▸ **TASK BRIEF**: Leave the pictures out and quote only the lines from the one with "Serialize everything readable" down to the end of the listing below.

▸ **RECORDS TO PROCESS**:
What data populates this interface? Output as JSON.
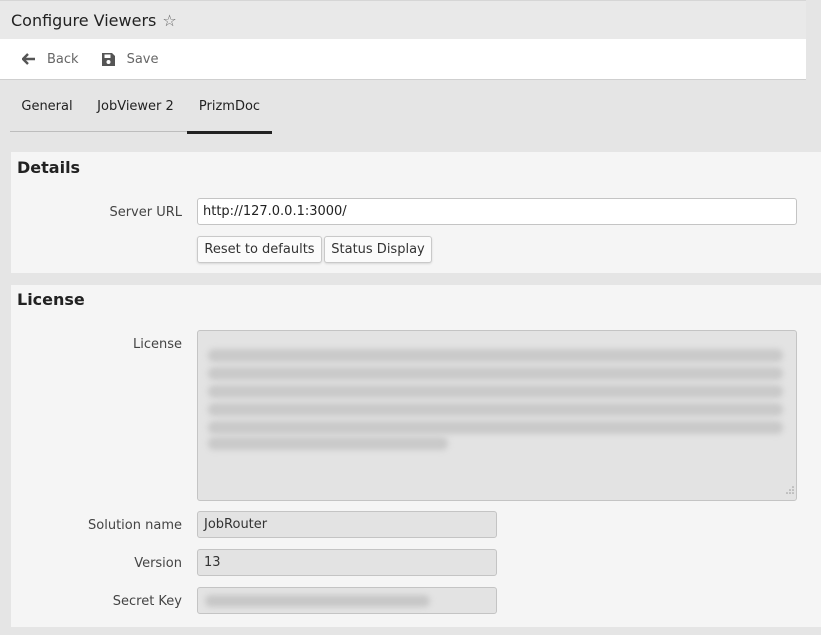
{
  "header": {
    "title": "Configure Viewers",
    "favorite_icon": "star-outline-icon"
  },
  "toolbar": {
    "back_label": "Back",
    "back_icon": "arrow-left-icon",
    "save_label": "Save",
    "save_icon": "floppy-disk-icon"
  },
  "tabs": [
    {
      "label": "General",
      "active": false
    },
    {
      "label": "JobViewer 2",
      "active": false
    },
    {
      "label": "PrizmDoc",
      "active": true
    }
  ],
  "details": {
    "heading": "Details",
    "server_url_label": "Server URL",
    "server_url_value": "http://127.0.0.1:3000/",
    "reset_button": "Reset to defaults",
    "status_button": "Status Display"
  },
  "license": {
    "heading": "License",
    "license_label": "License",
    "solution_label": "Solution name",
    "solution_value": "JobRouter",
    "version_label": "Version",
    "version_value": "13",
    "secret_label": "Secret Key"
  }
}
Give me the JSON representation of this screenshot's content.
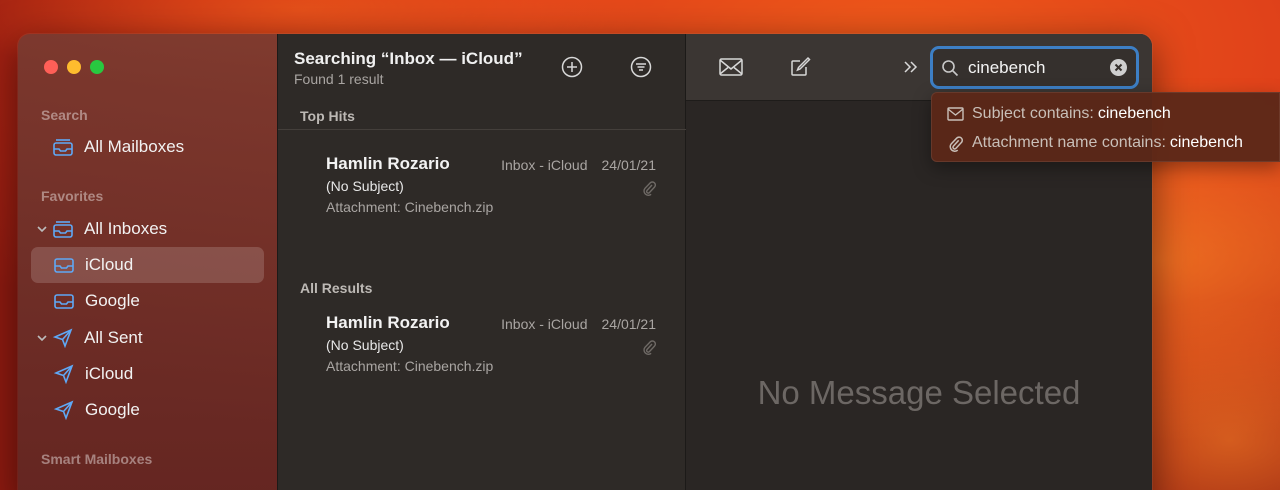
{
  "window": {
    "traffic_lights": [
      "close",
      "minimize",
      "zoom"
    ]
  },
  "sidebar": {
    "sections": {
      "search": "Search",
      "favorites": "Favorites",
      "smart": "Smart Mailboxes"
    },
    "items": [
      {
        "label": "All Mailboxes",
        "icon": "tray-stack-icon"
      },
      {
        "label": "All Inboxes",
        "icon": "tray-stack-icon"
      },
      {
        "label": "iCloud",
        "icon": "tray-icon",
        "selected": true
      },
      {
        "label": "Google",
        "icon": "tray-icon"
      },
      {
        "label": "All Sent",
        "icon": "paperplane-icon"
      },
      {
        "label": "iCloud",
        "icon": "paperplane-icon"
      },
      {
        "label": "Google",
        "icon": "paperplane-icon"
      }
    ]
  },
  "list": {
    "title": "Searching “Inbox — iCloud”",
    "subtitle": "Found 1 result",
    "top_hits_label": "Top Hits",
    "all_results_label": "All Results",
    "messages": [
      {
        "from": "Hamlin Rozario",
        "mailbox": "Inbox - iCloud",
        "date": "24/01/21",
        "subject": "(No Subject)",
        "attachment": "Attachment: Cinebench.zip"
      },
      {
        "from": "Hamlin Rozario",
        "mailbox": "Inbox - iCloud",
        "date": "24/01/21",
        "subject": "(No Subject)",
        "attachment": "Attachment: Cinebench.zip"
      }
    ]
  },
  "viewer": {
    "empty_text": "No Message Selected"
  },
  "search": {
    "value": "cinebench",
    "suggestions": [
      {
        "prefix": "Subject contains:",
        "term": "cinebench",
        "icon": "envelope-icon"
      },
      {
        "prefix": "Attachment name contains:",
        "term": "cinebench",
        "icon": "paperclip-icon"
      }
    ]
  },
  "colors": {
    "accent": "#5fa8f5",
    "search_focus": "#3d7fc5"
  }
}
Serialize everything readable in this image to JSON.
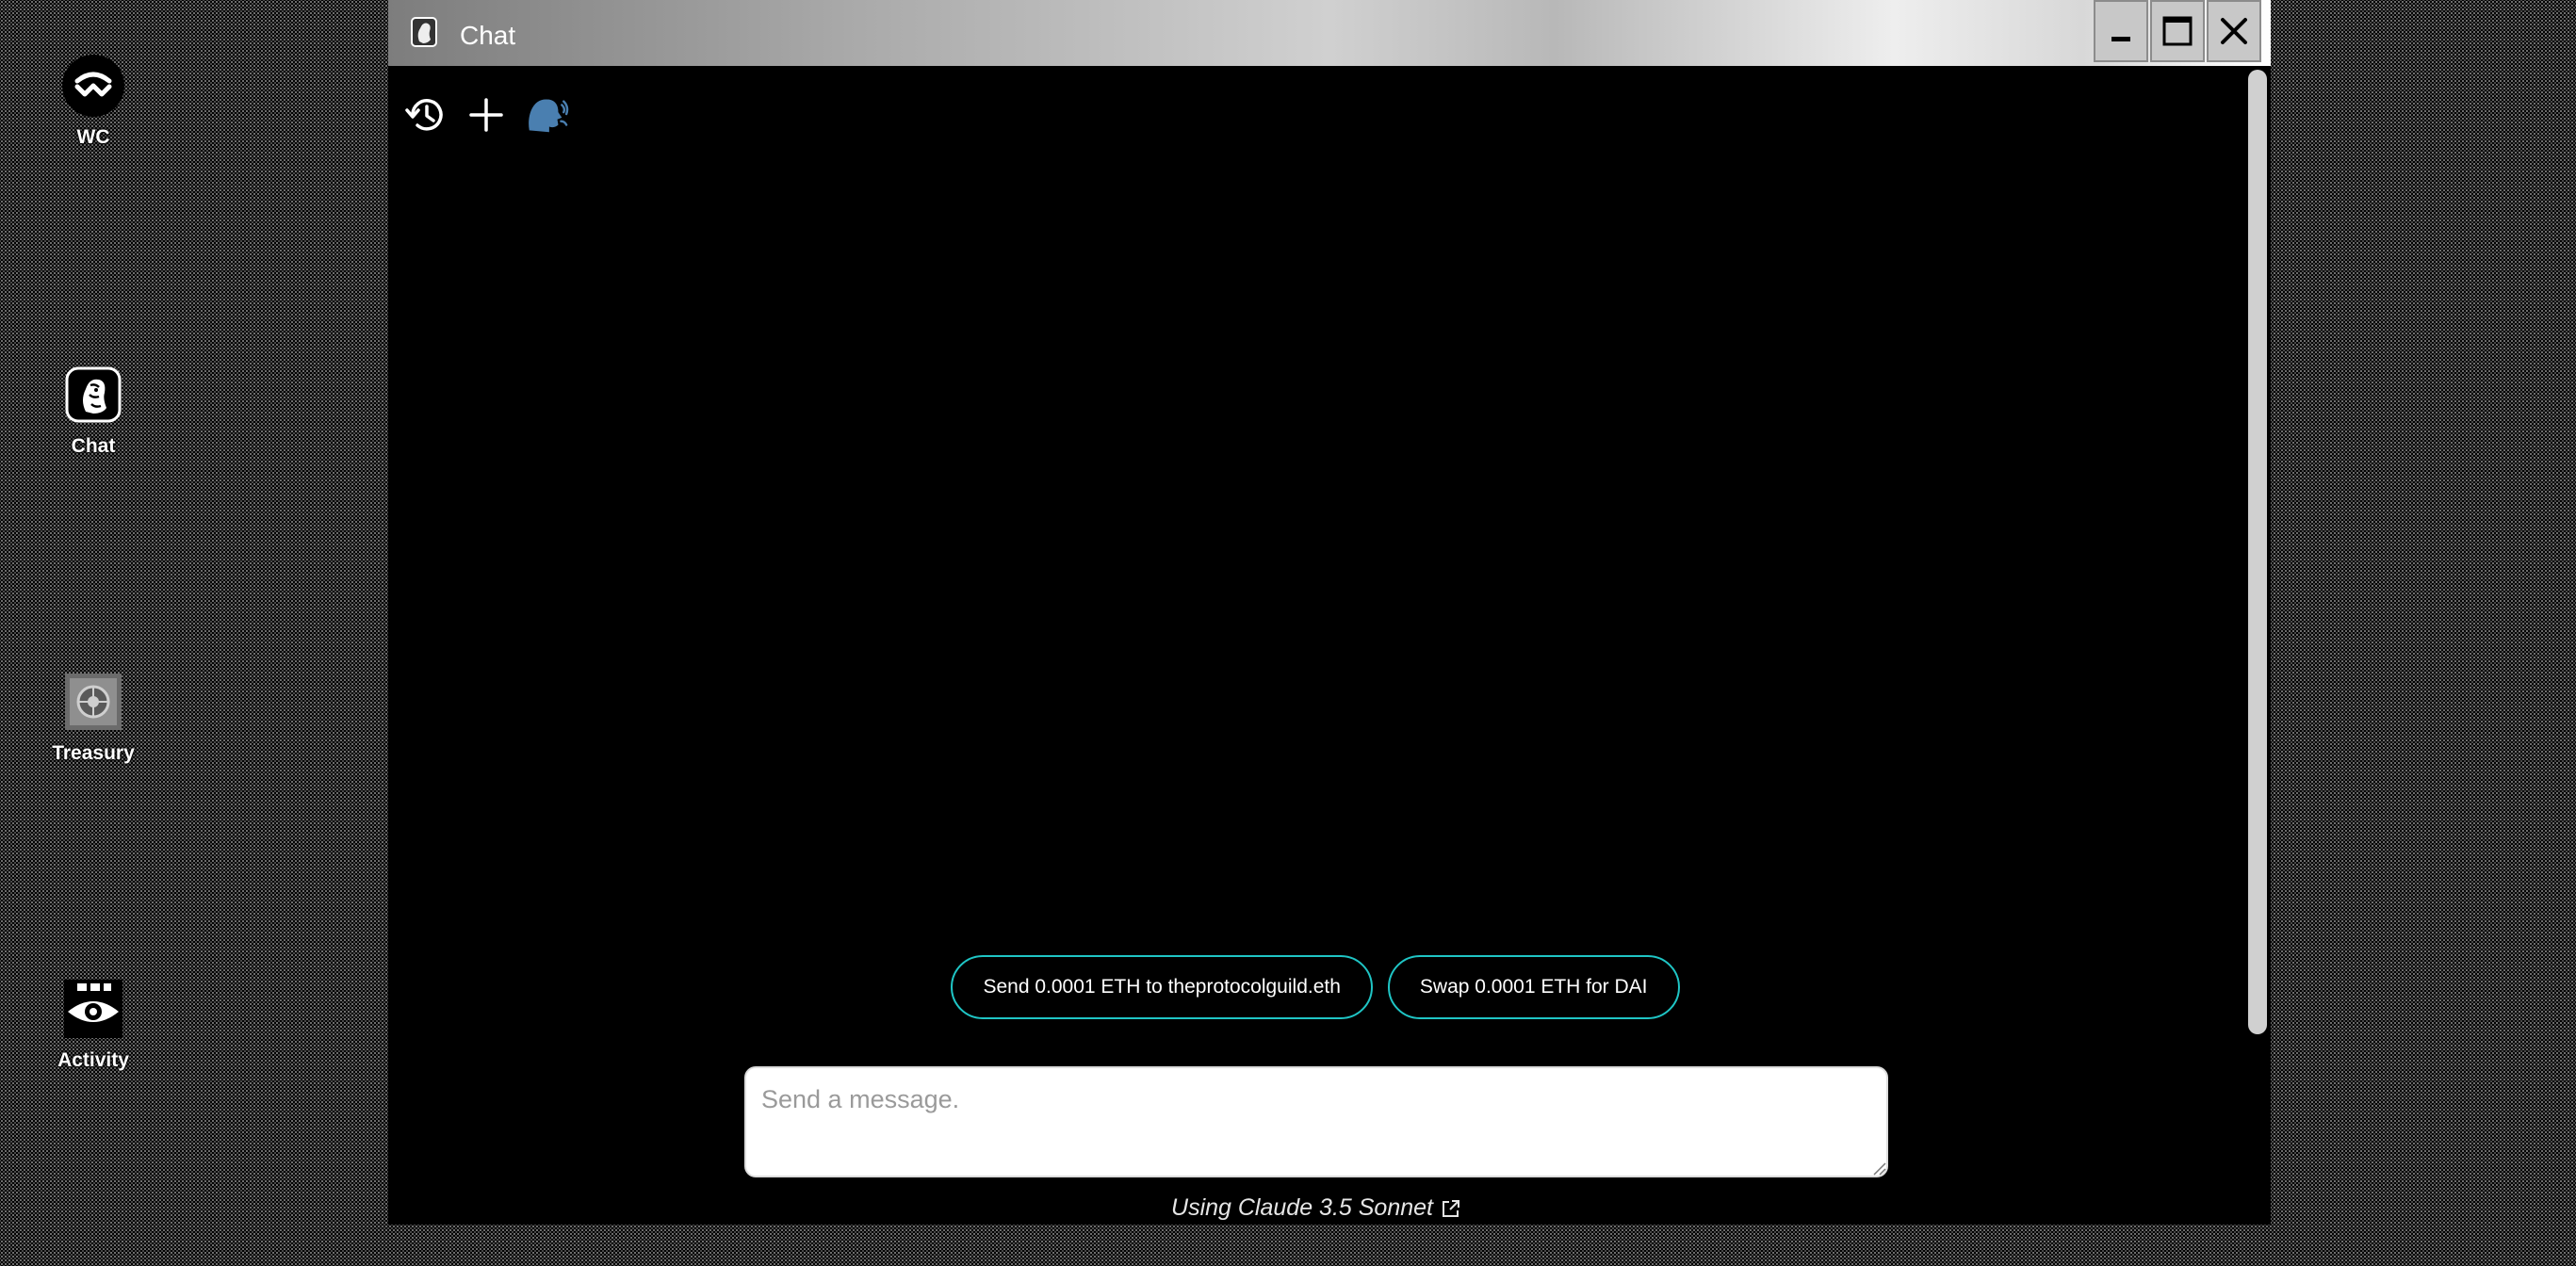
{
  "desktop": {
    "icons": [
      {
        "label": "WC",
        "icon": "walletconnect-icon"
      },
      {
        "label": "Chat",
        "icon": "chat-icon"
      },
      {
        "label": "Treasury",
        "icon": "treasury-icon"
      },
      {
        "label": "Activity",
        "icon": "activity-icon"
      }
    ]
  },
  "window": {
    "title": "Chat",
    "controls": [
      "minimize",
      "maximize",
      "close"
    ]
  },
  "toolbar": {
    "buttons": [
      "history-icon",
      "new-chat-icon",
      "voice-icon"
    ]
  },
  "suggestions": [
    "Send 0.0001 ETH to theprotocolguild.eth",
    "Swap 0.0001 ETH for DAI"
  ],
  "composer": {
    "placeholder": "Send a message.",
    "value": ""
  },
  "footer": {
    "model_text": "Using Claude 3.5 Sonnet"
  },
  "colors": {
    "suggestion_border": "#1fc5c5",
    "window_background": "#000000"
  }
}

▸ **EXERCISE SOLUTION**:
Serialize everything readable in this image to JSON.
{
  "desktop": {
    "icons": [
      {
        "label": "WC",
        "icon": "walletconnect-icon"
      },
      {
        "label": "Chat",
        "icon": "chat-icon"
      },
      {
        "label": "Treasury",
        "icon": "treasury-icon"
      },
      {
        "label": "Activity",
        "icon": "activity-icon"
      }
    ]
  },
  "window": {
    "title": "Chat",
    "controls": [
      "minimize",
      "maximize",
      "close"
    ]
  },
  "toolbar": {
    "buttons": [
      "history-icon",
      "new-chat-icon",
      "voice-icon"
    ]
  },
  "suggestions": [
    "Send 0.0001 ETH to theprotocolguild.eth",
    "Swap 0.0001 ETH for DAI"
  ],
  "composer": {
    "placeholder": "Send a message.",
    "value": ""
  },
  "footer": {
    "model_text": "Using Claude 3.5 Sonnet"
  },
  "colors": {
    "suggestion_border": "#1fc5c5",
    "window_background": "#000000"
  }
}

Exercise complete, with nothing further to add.